[Problem to work on] Repeat the material exactly, leaving nothing out.

[Task input]
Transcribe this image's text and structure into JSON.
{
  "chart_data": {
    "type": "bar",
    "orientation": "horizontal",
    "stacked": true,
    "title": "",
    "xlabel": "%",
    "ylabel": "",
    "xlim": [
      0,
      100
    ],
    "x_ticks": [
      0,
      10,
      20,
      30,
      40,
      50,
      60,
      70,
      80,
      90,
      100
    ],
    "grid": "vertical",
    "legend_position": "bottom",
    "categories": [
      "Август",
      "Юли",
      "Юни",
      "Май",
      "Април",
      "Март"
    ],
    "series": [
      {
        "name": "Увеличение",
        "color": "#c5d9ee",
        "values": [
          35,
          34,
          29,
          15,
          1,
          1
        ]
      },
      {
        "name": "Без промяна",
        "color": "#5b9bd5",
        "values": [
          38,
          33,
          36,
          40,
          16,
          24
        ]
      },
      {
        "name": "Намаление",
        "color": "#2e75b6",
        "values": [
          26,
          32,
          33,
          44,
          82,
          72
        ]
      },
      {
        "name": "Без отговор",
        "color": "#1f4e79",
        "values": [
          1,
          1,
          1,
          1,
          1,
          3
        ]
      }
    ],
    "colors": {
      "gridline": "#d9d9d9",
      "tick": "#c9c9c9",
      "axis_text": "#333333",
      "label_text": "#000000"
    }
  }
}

[Result below]
Transcribe this image's text and structure into JSON.
{
  "chart_data": {
    "type": "bar",
    "orientation": "horizontal",
    "stacked": true,
    "title": "",
    "xlabel": "%",
    "ylabel": "",
    "xlim": [
      0,
      100
    ],
    "x_ticks": [
      0,
      10,
      20,
      30,
      40,
      50,
      60,
      70,
      80,
      90,
      100
    ],
    "grid": "vertical",
    "legend_position": "bottom",
    "categories": [
      "Август",
      "Юли",
      "Юни",
      "Май",
      "Април",
      "Март"
    ],
    "series": [
      {
        "name": "Увеличение",
        "color": "#c5d9ee",
        "values": [
          35,
          34,
          29,
          15,
          1,
          1
        ]
      },
      {
        "name": "Без промяна",
        "color": "#5b9bd5",
        "values": [
          38,
          33,
          36,
          40,
          16,
          24
        ]
      },
      {
        "name": "Намаление",
        "color": "#2e75b6",
        "values": [
          26,
          32,
          33,
          44,
          82,
          72
        ]
      },
      {
        "name": "Без отговор",
        "color": "#1f4e79",
        "values": [
          1,
          1,
          1,
          1,
          1,
          3
        ]
      }
    ],
    "colors": {
      "gridline": "#d9d9d9",
      "tick": "#c9c9c9",
      "axis_text": "#333333",
      "label_text": "#000000"
    }
  }
}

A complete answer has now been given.